* _Direction_
Return every record exactly as written.

-- start Input for this task --

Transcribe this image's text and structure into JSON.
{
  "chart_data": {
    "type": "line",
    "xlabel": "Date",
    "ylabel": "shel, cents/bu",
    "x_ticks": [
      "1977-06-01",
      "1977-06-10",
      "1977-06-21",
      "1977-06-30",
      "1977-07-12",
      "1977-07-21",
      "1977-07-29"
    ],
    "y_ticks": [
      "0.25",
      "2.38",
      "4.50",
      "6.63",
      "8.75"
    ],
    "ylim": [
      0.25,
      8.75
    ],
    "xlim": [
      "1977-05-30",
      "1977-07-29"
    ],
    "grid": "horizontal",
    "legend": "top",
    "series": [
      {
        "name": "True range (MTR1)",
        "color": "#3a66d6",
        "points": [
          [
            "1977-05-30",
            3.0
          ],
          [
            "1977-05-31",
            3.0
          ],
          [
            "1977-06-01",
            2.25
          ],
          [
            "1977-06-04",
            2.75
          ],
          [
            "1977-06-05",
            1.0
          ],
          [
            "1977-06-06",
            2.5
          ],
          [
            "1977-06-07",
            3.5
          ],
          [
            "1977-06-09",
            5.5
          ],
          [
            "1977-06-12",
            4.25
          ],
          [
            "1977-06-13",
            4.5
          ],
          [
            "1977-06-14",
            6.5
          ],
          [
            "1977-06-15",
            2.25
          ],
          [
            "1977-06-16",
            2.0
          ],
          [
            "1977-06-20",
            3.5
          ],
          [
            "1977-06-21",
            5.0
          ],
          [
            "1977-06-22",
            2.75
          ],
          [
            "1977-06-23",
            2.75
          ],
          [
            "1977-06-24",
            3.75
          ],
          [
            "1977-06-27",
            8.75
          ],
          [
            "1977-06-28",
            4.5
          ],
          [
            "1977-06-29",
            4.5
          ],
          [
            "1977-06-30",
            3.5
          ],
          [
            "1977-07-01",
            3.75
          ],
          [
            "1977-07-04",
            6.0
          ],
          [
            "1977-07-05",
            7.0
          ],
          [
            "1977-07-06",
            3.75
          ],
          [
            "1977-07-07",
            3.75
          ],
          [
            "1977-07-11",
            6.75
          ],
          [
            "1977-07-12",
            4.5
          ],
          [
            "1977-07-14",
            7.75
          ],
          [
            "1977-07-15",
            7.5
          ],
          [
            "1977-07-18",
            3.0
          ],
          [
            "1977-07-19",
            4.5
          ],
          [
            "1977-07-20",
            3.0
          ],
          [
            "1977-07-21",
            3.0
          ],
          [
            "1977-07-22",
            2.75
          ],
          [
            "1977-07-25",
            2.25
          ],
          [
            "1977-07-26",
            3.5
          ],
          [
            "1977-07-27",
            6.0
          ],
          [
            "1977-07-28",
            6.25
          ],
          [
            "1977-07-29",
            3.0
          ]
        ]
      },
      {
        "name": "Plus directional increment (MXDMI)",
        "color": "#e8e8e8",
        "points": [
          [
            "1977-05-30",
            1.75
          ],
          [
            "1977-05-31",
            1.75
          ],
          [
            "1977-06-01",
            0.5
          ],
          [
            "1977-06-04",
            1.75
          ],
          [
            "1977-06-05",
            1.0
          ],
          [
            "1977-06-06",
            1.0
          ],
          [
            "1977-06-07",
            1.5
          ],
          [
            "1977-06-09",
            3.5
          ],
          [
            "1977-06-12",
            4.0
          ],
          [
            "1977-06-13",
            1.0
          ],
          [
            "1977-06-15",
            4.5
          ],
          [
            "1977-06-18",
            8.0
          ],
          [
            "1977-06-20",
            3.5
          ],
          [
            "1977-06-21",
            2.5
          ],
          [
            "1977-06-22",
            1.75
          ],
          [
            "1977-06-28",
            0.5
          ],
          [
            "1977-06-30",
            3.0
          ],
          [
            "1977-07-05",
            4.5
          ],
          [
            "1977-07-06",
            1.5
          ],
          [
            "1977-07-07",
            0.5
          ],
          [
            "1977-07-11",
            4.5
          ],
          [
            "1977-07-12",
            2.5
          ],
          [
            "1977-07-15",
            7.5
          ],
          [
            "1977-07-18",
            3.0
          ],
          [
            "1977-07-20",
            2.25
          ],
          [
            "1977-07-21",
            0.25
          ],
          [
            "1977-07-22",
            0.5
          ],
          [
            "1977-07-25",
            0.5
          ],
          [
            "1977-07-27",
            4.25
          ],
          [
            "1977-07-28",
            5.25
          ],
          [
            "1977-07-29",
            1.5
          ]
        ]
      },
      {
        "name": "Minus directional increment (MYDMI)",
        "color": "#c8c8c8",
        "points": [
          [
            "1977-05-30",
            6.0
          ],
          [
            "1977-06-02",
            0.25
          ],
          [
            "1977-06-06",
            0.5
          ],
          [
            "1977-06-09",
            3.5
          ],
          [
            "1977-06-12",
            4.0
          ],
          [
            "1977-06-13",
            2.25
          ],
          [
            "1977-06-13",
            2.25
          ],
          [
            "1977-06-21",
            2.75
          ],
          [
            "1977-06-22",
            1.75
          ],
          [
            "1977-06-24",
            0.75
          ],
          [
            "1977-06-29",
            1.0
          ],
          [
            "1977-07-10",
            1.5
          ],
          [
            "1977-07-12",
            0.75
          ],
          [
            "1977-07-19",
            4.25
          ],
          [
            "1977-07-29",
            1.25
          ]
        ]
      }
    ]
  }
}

-- end Input for this task --

* _Exercise output_
Transcribe this image's text and structure into JSON.
{
  "chart_data": {
    "type": "line",
    "xlabel": "Date",
    "ylabel": "shel, cents/bu",
    "x_ticks": [
      "1977-06-01",
      "1977-06-10",
      "1977-06-21",
      "1977-06-30",
      "1977-07-12",
      "1977-07-21",
      "1977-07-29"
    ],
    "y_ticks": [
      "0.25",
      "2.38",
      "4.50",
      "6.63",
      "8.75"
    ],
    "ylim": [
      0.25,
      8.75
    ],
    "xlim": [
      "1977-05-30",
      "1977-07-29"
    ],
    "grid": "horizontal",
    "legend": "top",
    "series": [
      {
        "name": "True range (MTR1)",
        "color": "#3a66d6",
        "points": [
          [
            "1977-05-30",
            3.0
          ],
          [
            "1977-05-31",
            3.0
          ],
          [
            "1977-06-01",
            2.25
          ],
          [
            "1977-06-04",
            2.75
          ],
          [
            "1977-06-05",
            1.0
          ],
          [
            "1977-06-06",
            2.5
          ],
          [
            "1977-06-07",
            3.5
          ],
          [
            "1977-06-09",
            5.5
          ],
          [
            "1977-06-12",
            4.25
          ],
          [
            "1977-06-13",
            4.5
          ],
          [
            "1977-06-14",
            6.5
          ],
          [
            "1977-06-15",
            2.25
          ],
          [
            "1977-06-16",
            2.0
          ],
          [
            "1977-06-20",
            3.5
          ],
          [
            "1977-06-21",
            5.0
          ],
          [
            "1977-06-22",
            2.75
          ],
          [
            "1977-06-23",
            2.75
          ],
          [
            "1977-06-24",
            3.75
          ],
          [
            "1977-06-27",
            8.75
          ],
          [
            "1977-06-28",
            4.5
          ],
          [
            "1977-06-29",
            4.5
          ],
          [
            "1977-06-30",
            3.5
          ],
          [
            "1977-07-01",
            3.75
          ],
          [
            "1977-07-04",
            6.0
          ],
          [
            "1977-07-05",
            7.0
          ],
          [
            "1977-07-06",
            3.75
          ],
          [
            "1977-07-07",
            3.75
          ],
          [
            "1977-07-11",
            6.75
          ],
          [
            "1977-07-12",
            4.5
          ],
          [
            "1977-07-14",
            7.75
          ],
          [
            "1977-07-15",
            7.5
          ],
          [
            "1977-07-18",
            3.0
          ],
          [
            "1977-07-19",
            4.5
          ],
          [
            "1977-07-20",
            3.0
          ],
          [
            "1977-07-21",
            3.0
          ],
          [
            "1977-07-22",
            2.75
          ],
          [
            "1977-07-25",
            2.25
          ],
          [
            "1977-07-26",
            3.5
          ],
          [
            "1977-07-27",
            6.0
          ],
          [
            "1977-07-28",
            6.25
          ],
          [
            "1977-07-29",
            3.0
          ]
        ]
      },
      {
        "name": "Plus directional increment (MXDMI)",
        "color": "#e8e8e8",
        "points": [
          [
            "1977-05-30",
            1.75
          ],
          [
            "1977-05-31",
            1.75
          ],
          [
            "1977-06-01",
            0.5
          ],
          [
            "1977-06-04",
            1.75
          ],
          [
            "1977-06-05",
            1.0
          ],
          [
            "1977-06-06",
            1.0
          ],
          [
            "1977-06-07",
            1.5
          ],
          [
            "1977-06-09",
            3.5
          ],
          [
            "1977-06-12",
            4.0
          ],
          [
            "1977-06-13",
            1.0
          ],
          [
            "1977-06-15",
            4.5
          ],
          [
            "1977-06-18",
            8.0
          ],
          [
            "1977-06-20",
            3.5
          ],
          [
            "1977-06-21",
            2.5
          ],
          [
            "1977-06-22",
            1.75
          ],
          [
            "1977-06-28",
            0.5
          ],
          [
            "1977-06-30",
            3.0
          ],
          [
            "1977-07-05",
            4.5
          ],
          [
            "1977-07-06",
            1.5
          ],
          [
            "1977-07-07",
            0.5
          ],
          [
            "1977-07-11",
            4.5
          ],
          [
            "1977-07-12",
            2.5
          ],
          [
            "1977-07-15",
            7.5
          ],
          [
            "1977-07-18",
            3.0
          ],
          [
            "1977-07-20",
            2.25
          ],
          [
            "1977-07-21",
            0.25
          ],
          [
            "1977-07-22",
            0.5
          ],
          [
            "1977-07-25",
            0.5
          ],
          [
            "1977-07-27",
            4.25
          ],
          [
            "1977-07-28",
            5.25
          ],
          [
            "1977-07-29",
            1.5
          ]
        ]
      },
      {
        "name": "Minus directional increment (MYDMI)",
        "color": "#c8c8c8",
        "points": [
          [
            "1977-05-30",
            6.0
          ],
          [
            "1977-06-02",
            0.25
          ],
          [
            "1977-06-06",
            0.5
          ],
          [
            "1977-06-09",
            3.5
          ],
          [
            "1977-06-12",
            4.0
          ],
          [
            "1977-06-13",
            2.25
          ],
          [
            "1977-06-13",
            2.25
          ],
          [
            "1977-06-21",
            2.75
          ],
          [
            "1977-06-22",
            1.75
          ],
          [
            "1977-06-24",
            0.75
          ],
          [
            "1977-06-29",
            1.0
          ],
          [
            "1977-07-10",
            1.5
          ],
          [
            "1977-07-12",
            0.75
          ],
          [
            "1977-07-19",
            4.25
          ],
          [
            "1977-07-29",
            1.25
          ]
        ]
      }
    ]
  }
}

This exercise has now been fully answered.